Source records:
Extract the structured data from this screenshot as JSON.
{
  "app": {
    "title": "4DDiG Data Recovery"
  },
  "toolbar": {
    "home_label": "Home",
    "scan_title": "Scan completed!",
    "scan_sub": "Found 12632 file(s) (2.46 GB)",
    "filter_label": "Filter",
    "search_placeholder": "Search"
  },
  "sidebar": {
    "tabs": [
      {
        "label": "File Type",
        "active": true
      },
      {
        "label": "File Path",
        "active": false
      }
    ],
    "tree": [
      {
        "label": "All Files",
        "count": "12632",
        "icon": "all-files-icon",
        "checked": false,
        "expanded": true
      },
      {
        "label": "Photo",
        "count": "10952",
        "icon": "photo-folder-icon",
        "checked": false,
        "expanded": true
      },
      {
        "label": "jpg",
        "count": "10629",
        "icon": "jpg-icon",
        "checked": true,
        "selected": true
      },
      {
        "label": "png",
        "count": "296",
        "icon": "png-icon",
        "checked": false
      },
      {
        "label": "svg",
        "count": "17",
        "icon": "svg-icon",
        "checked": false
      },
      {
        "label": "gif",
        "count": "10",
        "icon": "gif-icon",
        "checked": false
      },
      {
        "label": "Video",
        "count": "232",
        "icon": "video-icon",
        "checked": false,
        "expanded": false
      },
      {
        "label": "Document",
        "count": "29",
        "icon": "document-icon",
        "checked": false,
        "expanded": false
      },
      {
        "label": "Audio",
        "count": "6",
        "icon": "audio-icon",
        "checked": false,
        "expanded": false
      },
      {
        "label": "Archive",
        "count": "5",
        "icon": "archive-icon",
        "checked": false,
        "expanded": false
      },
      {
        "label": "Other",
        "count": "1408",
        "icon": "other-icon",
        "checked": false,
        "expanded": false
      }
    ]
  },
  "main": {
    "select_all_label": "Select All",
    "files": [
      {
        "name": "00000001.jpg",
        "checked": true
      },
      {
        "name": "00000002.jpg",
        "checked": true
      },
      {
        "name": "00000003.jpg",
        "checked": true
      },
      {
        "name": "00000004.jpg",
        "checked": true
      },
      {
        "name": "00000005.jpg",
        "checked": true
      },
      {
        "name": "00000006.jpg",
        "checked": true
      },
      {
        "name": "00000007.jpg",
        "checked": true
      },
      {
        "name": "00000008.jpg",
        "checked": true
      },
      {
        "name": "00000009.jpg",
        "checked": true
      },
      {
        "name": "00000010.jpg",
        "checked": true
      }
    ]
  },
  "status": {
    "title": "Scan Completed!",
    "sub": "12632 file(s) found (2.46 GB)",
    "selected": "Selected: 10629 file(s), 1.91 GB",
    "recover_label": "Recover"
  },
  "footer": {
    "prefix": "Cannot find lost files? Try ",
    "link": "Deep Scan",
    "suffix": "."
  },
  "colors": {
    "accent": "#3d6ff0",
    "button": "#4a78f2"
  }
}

Problem to solve:
Locate the lines above that hold the word "icon". Show every one of them.

Finished task:
        "icon": "all-files-icon",
        "icon": "photo-folder-icon",
        "icon": "jpg-icon",
        "icon": "png-icon",
        "icon": "svg-icon",
        "icon": "gif-icon",
        "icon": "video-icon",
        "icon": "document-icon",
        "icon": "audio-icon",
        "icon": "archive-icon",
        "icon": "other-icon",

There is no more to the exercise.